■ The task ■
Quote each record exactly, please, leaving none out.
_____
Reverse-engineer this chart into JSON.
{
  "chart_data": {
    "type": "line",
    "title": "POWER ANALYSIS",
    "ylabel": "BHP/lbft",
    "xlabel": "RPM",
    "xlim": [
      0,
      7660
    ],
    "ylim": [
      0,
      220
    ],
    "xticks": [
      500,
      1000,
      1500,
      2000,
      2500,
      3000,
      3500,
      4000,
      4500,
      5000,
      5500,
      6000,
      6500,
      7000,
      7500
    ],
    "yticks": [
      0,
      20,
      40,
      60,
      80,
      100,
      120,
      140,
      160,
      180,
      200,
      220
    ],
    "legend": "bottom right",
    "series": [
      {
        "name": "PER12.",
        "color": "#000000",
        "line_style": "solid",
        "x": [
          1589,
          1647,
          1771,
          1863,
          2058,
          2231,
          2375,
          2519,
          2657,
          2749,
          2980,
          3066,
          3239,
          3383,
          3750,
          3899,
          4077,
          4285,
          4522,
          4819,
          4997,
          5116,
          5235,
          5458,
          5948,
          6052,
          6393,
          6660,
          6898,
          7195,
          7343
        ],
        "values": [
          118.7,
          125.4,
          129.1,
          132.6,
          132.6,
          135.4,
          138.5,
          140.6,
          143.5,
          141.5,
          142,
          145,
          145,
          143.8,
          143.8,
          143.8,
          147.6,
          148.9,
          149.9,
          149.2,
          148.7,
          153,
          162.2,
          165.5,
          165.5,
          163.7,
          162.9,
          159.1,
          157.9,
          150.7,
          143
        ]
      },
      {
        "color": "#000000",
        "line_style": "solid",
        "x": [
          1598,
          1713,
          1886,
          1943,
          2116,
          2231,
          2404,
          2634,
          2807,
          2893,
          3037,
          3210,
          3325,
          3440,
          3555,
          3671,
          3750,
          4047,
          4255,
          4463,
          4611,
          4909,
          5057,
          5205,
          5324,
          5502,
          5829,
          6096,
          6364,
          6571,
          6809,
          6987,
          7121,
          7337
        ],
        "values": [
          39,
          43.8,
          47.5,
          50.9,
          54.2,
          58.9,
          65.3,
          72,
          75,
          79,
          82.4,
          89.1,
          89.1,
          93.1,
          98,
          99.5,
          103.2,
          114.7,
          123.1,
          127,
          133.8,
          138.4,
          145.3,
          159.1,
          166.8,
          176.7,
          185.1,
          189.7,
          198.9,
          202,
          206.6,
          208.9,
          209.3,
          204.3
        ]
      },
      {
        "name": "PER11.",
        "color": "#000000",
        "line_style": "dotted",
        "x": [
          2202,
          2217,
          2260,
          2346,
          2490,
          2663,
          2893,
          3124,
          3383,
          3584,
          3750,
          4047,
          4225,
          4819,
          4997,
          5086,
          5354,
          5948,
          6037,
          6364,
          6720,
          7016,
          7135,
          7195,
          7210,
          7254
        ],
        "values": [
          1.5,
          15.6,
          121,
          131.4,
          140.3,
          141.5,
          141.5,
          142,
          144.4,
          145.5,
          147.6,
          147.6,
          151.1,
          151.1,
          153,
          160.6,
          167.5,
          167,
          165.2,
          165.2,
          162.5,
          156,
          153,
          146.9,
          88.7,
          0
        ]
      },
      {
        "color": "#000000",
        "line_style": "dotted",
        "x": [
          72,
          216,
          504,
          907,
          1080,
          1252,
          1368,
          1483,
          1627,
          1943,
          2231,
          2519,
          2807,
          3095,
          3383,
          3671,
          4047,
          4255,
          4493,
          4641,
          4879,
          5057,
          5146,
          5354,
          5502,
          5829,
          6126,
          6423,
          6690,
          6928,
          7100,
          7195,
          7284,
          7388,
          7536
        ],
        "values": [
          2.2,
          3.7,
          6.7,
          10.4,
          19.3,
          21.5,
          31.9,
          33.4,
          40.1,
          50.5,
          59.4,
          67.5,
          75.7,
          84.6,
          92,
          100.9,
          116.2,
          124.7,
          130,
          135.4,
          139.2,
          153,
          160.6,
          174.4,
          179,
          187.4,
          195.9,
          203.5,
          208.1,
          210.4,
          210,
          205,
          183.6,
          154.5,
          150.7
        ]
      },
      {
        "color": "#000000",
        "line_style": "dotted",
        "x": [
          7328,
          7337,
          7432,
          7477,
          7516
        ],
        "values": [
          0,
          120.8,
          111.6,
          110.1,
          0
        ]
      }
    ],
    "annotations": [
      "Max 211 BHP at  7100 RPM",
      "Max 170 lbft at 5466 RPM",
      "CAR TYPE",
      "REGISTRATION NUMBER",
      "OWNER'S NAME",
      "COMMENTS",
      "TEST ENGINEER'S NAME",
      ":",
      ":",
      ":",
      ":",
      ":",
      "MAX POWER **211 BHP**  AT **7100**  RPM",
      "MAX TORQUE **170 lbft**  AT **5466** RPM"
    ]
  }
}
_____
■ Full answer ■
Reverse-engineer this chart into JSON.
{
  "chart_data": {
    "type": "line",
    "title": "POWER ANALYSIS",
    "ylabel": "BHP/lbft",
    "xlabel": "RPM",
    "xlim": [
      0,
      7660
    ],
    "ylim": [
      0,
      220
    ],
    "xticks": [
      500,
      1000,
      1500,
      2000,
      2500,
      3000,
      3500,
      4000,
      4500,
      5000,
      5500,
      6000,
      6500,
      7000,
      7500
    ],
    "yticks": [
      0,
      20,
      40,
      60,
      80,
      100,
      120,
      140,
      160,
      180,
      200,
      220
    ],
    "legend": "bottom right",
    "series": [
      {
        "name": "PER12.",
        "color": "#000000",
        "line_style": "solid",
        "x": [
          1589,
          1647,
          1771,
          1863,
          2058,
          2231,
          2375,
          2519,
          2657,
          2749,
          2980,
          3066,
          3239,
          3383,
          3750,
          3899,
          4077,
          4285,
          4522,
          4819,
          4997,
          5116,
          5235,
          5458,
          5948,
          6052,
          6393,
          6660,
          6898,
          7195,
          7343
        ],
        "values": [
          118.7,
          125.4,
          129.1,
          132.6,
          132.6,
          135.4,
          138.5,
          140.6,
          143.5,
          141.5,
          142,
          145,
          145,
          143.8,
          143.8,
          143.8,
          147.6,
          148.9,
          149.9,
          149.2,
          148.7,
          153,
          162.2,
          165.5,
          165.5,
          163.7,
          162.9,
          159.1,
          157.9,
          150.7,
          143
        ]
      },
      {
        "color": "#000000",
        "line_style": "solid",
        "x": [
          1598,
          1713,
          1886,
          1943,
          2116,
          2231,
          2404,
          2634,
          2807,
          2893,
          3037,
          3210,
          3325,
          3440,
          3555,
          3671,
          3750,
          4047,
          4255,
          4463,
          4611,
          4909,
          5057,
          5205,
          5324,
          5502,
          5829,
          6096,
          6364,
          6571,
          6809,
          6987,
          7121,
          7337
        ],
        "values": [
          39,
          43.8,
          47.5,
          50.9,
          54.2,
          58.9,
          65.3,
          72,
          75,
          79,
          82.4,
          89.1,
          89.1,
          93.1,
          98,
          99.5,
          103.2,
          114.7,
          123.1,
          127,
          133.8,
          138.4,
          145.3,
          159.1,
          166.8,
          176.7,
          185.1,
          189.7,
          198.9,
          202,
          206.6,
          208.9,
          209.3,
          204.3
        ]
      },
      {
        "name": "PER11.",
        "color": "#000000",
        "line_style": "dotted",
        "x": [
          2202,
          2217,
          2260,
          2346,
          2490,
          2663,
          2893,
          3124,
          3383,
          3584,
          3750,
          4047,
          4225,
          4819,
          4997,
          5086,
          5354,
          5948,
          6037,
          6364,
          6720,
          7016,
          7135,
          7195,
          7210,
          7254
        ],
        "values": [
          1.5,
          15.6,
          121,
          131.4,
          140.3,
          141.5,
          141.5,
          142,
          144.4,
          145.5,
          147.6,
          147.6,
          151.1,
          151.1,
          153,
          160.6,
          167.5,
          167,
          165.2,
          165.2,
          162.5,
          156,
          153,
          146.9,
          88.7,
          0
        ]
      },
      {
        "color": "#000000",
        "line_style": "dotted",
        "x": [
          72,
          216,
          504,
          907,
          1080,
          1252,
          1368,
          1483,
          1627,
          1943,
          2231,
          2519,
          2807,
          3095,
          3383,
          3671,
          4047,
          4255,
          4493,
          4641,
          4879,
          5057,
          5146,
          5354,
          5502,
          5829,
          6126,
          6423,
          6690,
          6928,
          7100,
          7195,
          7284,
          7388,
          7536
        ],
        "values": [
          2.2,
          3.7,
          6.7,
          10.4,
          19.3,
          21.5,
          31.9,
          33.4,
          40.1,
          50.5,
          59.4,
          67.5,
          75.7,
          84.6,
          92,
          100.9,
          116.2,
          124.7,
          130,
          135.4,
          139.2,
          153,
          160.6,
          174.4,
          179,
          187.4,
          195.9,
          203.5,
          208.1,
          210.4,
          210,
          205,
          183.6,
          154.5,
          150.7
        ]
      },
      {
        "color": "#000000",
        "line_style": "dotted",
        "x": [
          7328,
          7337,
          7432,
          7477,
          7516
        ],
        "values": [
          0,
          120.8,
          111.6,
          110.1,
          0
        ]
      }
    ],
    "annotations": [
      "Max 211 BHP at  7100 RPM",
      "Max 170 lbft at 5466 RPM",
      "CAR TYPE",
      "REGISTRATION NUMBER",
      "OWNER'S NAME",
      "COMMENTS",
      "TEST ENGINEER'S NAME",
      ":",
      ":",
      ":",
      ":",
      ":",
      "MAX POWER **211 BHP**  AT **7100**  RPM",
      "MAX TORQUE **170 lbft**  AT **5466** RPM"
    ]
  }
}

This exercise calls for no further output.